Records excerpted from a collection
━━━━━━━━

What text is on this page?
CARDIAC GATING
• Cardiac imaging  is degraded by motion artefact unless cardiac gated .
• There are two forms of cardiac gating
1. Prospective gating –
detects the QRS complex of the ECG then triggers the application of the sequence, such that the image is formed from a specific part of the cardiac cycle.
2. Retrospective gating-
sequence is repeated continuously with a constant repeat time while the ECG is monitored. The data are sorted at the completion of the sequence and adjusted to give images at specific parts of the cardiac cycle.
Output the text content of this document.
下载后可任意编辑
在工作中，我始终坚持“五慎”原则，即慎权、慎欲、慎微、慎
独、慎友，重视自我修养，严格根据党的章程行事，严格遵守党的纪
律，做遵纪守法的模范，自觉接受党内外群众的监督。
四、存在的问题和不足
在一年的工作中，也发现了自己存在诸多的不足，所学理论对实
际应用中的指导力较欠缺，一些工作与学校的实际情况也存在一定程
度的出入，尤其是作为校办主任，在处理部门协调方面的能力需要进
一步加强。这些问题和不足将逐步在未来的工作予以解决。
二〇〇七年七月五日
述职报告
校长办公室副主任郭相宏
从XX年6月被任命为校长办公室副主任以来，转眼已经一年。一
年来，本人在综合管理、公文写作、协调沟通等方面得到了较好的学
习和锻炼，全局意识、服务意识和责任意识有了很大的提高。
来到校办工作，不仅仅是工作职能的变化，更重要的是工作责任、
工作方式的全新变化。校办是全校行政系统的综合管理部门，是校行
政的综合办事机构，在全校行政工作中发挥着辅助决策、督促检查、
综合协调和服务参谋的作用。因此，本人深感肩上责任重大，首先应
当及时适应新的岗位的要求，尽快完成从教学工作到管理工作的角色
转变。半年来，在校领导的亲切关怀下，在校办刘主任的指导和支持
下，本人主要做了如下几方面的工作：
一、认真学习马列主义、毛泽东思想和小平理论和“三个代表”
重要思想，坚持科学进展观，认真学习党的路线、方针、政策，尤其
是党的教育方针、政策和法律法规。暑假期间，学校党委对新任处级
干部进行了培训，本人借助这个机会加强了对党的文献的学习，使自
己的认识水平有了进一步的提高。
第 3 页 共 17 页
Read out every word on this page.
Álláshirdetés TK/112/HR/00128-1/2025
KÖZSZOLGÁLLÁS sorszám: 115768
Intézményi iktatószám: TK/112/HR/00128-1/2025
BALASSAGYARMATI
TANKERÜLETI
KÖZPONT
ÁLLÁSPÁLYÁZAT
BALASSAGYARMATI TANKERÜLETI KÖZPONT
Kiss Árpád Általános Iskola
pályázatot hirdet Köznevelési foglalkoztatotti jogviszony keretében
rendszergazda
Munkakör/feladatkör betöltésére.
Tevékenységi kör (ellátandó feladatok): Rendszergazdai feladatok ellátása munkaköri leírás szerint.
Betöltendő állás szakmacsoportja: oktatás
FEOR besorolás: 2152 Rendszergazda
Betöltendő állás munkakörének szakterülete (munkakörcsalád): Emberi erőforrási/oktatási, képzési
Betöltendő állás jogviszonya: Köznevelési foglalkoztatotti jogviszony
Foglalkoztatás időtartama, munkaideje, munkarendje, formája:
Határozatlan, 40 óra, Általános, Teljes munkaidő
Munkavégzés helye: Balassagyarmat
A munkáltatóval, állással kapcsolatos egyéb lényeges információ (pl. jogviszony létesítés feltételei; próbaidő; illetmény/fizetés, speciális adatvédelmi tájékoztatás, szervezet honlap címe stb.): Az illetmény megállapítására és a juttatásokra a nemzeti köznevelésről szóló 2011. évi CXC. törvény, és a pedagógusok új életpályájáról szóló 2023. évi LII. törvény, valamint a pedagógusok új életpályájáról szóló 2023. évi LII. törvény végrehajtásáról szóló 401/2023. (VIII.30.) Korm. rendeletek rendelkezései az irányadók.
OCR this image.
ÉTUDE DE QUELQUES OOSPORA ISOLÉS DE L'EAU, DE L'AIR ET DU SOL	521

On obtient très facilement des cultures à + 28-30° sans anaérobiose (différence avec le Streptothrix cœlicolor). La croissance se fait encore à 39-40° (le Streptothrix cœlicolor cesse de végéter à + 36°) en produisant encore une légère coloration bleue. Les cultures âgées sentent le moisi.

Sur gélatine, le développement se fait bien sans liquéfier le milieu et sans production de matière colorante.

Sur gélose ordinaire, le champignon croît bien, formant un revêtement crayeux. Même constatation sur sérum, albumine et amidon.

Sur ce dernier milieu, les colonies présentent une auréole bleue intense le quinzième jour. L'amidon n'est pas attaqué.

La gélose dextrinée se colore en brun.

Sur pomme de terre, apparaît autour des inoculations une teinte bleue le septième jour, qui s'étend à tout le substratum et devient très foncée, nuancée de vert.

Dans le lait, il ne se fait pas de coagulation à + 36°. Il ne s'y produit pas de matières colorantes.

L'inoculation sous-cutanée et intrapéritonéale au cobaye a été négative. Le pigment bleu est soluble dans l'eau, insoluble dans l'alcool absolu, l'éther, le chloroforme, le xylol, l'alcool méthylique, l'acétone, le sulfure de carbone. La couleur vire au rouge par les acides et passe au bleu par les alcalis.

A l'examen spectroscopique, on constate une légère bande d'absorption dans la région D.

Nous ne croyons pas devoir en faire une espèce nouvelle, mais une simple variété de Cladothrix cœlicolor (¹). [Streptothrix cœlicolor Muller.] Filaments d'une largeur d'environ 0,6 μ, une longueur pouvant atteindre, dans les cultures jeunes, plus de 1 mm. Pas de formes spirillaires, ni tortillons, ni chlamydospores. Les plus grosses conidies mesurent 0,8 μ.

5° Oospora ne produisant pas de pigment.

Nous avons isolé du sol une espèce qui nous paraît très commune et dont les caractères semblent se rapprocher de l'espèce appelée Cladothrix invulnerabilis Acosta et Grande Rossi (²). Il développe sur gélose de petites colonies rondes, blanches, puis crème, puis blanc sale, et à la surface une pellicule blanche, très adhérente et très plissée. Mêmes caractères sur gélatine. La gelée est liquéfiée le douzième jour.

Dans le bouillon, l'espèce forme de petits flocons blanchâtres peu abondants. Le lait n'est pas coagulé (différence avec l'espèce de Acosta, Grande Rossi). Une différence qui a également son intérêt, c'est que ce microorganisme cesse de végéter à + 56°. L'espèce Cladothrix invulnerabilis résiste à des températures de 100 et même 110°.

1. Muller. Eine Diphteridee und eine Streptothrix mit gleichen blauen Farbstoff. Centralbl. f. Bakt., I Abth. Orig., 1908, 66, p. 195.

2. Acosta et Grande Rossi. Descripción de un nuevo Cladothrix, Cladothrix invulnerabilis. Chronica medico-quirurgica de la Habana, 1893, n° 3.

━━━━━━━━

▸ What you need to do: For each line above that contains the word "foglalkoztatotti", copy that line.

▸ Result of the task:
pályázatot hirdet Köznevelési foglalkoztatotti jogviszony keretében
Betöltendő állás jogviszonya: Köznevelési foglalkoztatotti jogviszony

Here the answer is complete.